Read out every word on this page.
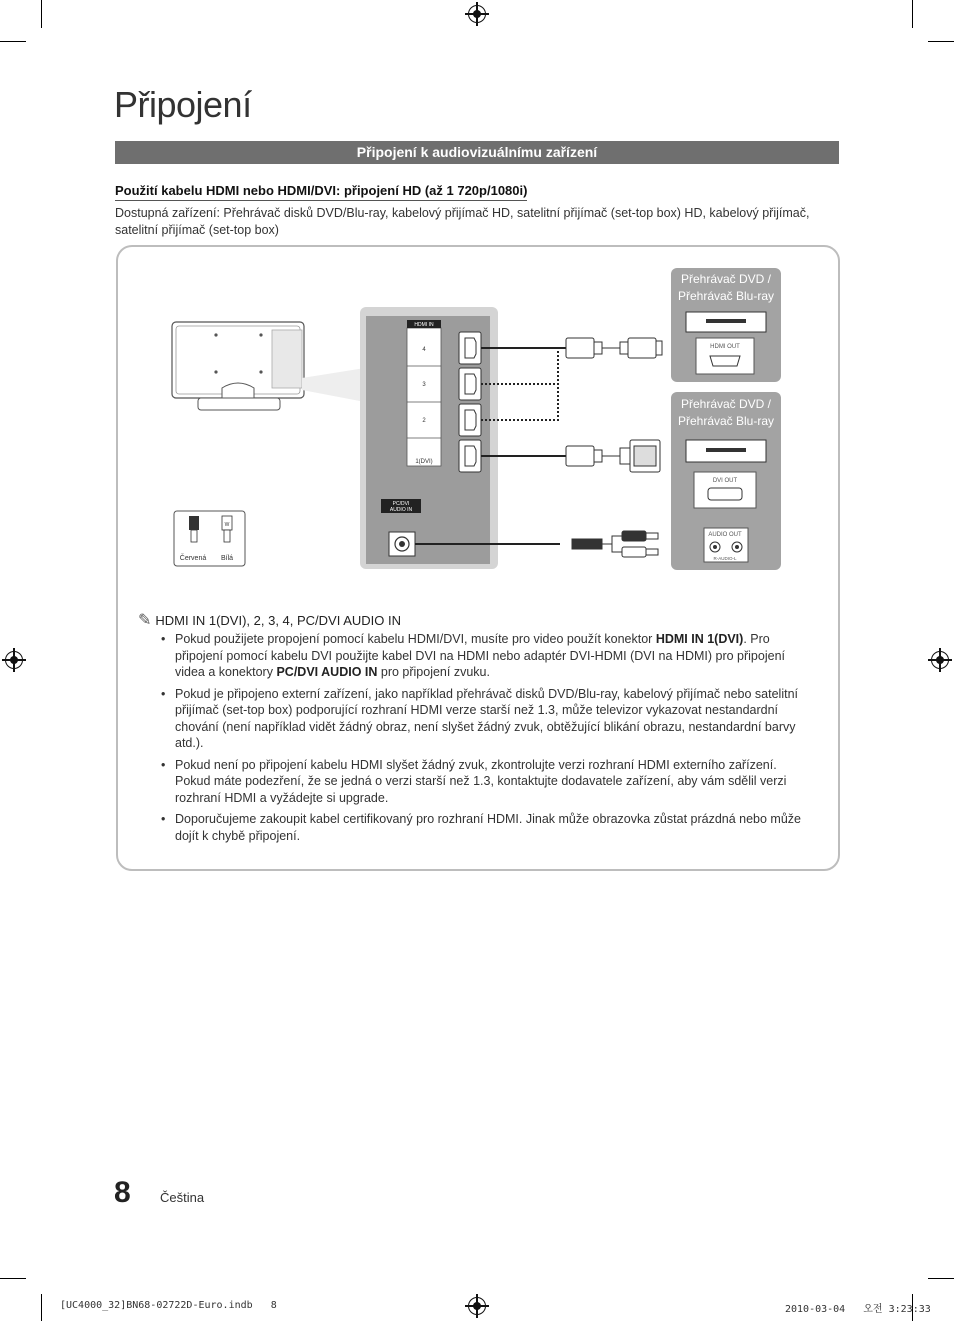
Připojení
Připojení k audiovizuálnímu zařízení
Použití kabelu HDMI nebo HDMI/DVI: připojení HD (až 1 720p/1080i)
Dostupná zařízení: Přehrávač disků DVD/Blu-ray, kabelový přijímač HD, satelitní přijímač (set-top box) HD, kabelový přijímač, satelitní přijímač (set-top box)
HDMI IN
4
3
2
1(DVI)
PC/DVI
AUDIO IN
Přehrávač DVD /
Přehrávač Blu-ray
HDMI OUT
Přehrávač DVD /
Přehrávač Blu-ray
DVI OUT
AUDIO OUT
R-AUDIO-L
W
Červená Bílá
✎ HDMI IN 1(DVI), 2, 3, 4, PC/DVI AUDIO IN
• Pokud použijete propojení pomocí kabelu HDMI/DVI, musíte pro video použít konektor HDMI IN 1(DVI). Pro připojení pomocí kabelu DVI použijte kabel DVI na HDMI nebo adaptér DVI-HDMI (DVI na HDMI) pro připojení videa a konektory PC/DVI AUDIO IN pro připojení zvuku.
• Pokud je připojeno externí zařízení, jako například přehrávač disků DVD/Blu-ray, kabelový přijímač nebo satelitní přijímač (set-top box) podporující rozhraní HDMI verze starší než 1.3, může televizor vykazovat nestandardní chování (není například vidět žádný obraz, není slyšet žádný zvuk, obtěžující blikání obrazu, nestandardní barvy atd.).
• Pokud není po připojení kabelu HDMI slyšet žádný zvuk, zkontrolujte verzi rozhraní HDMI externího zařízení. Pokud máte podezření, že se jedná o verzi starší než 1.3, kontaktujte dodavatele zařízení, aby vám sdělil verzi rozhraní HDMI a vyžádejte si upgrade.
• Doporučujeme zakoupit kabel certifikovaný pro rozhraní HDMI. Jinak může obrazovka zůstat prázdná nebo může dojít k chybě připojení.
8 Čeština
[UC4000_32]BN68-02722D-Euro.indb   8	2010-03-04   오전 3:23:33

Short problem:
Each line in the entries above that includes the string "disků" should be extracted.

Problem solution:
Dostupná zařízení: Přehrávač disků DVD/Blu-ray, kabelový přijímač HD, satelitní přijímač (set-top box) HD, kabelový přijímač, satelitní přijímač (set-top box)
• Pokud je připojeno externí zařízení, jako například přehrávač disků DVD/Blu-ray, kabelový přijímač nebo satelitní přijímač (set-top box) podporující rozhraní HDMI verze starší než 1.3, může televizor vykazovat nestandardní chování (není například vidět žádný obraz, není slyšet žádný zvuk, obtěžující blikání obrazu, nestandardní barvy atd.).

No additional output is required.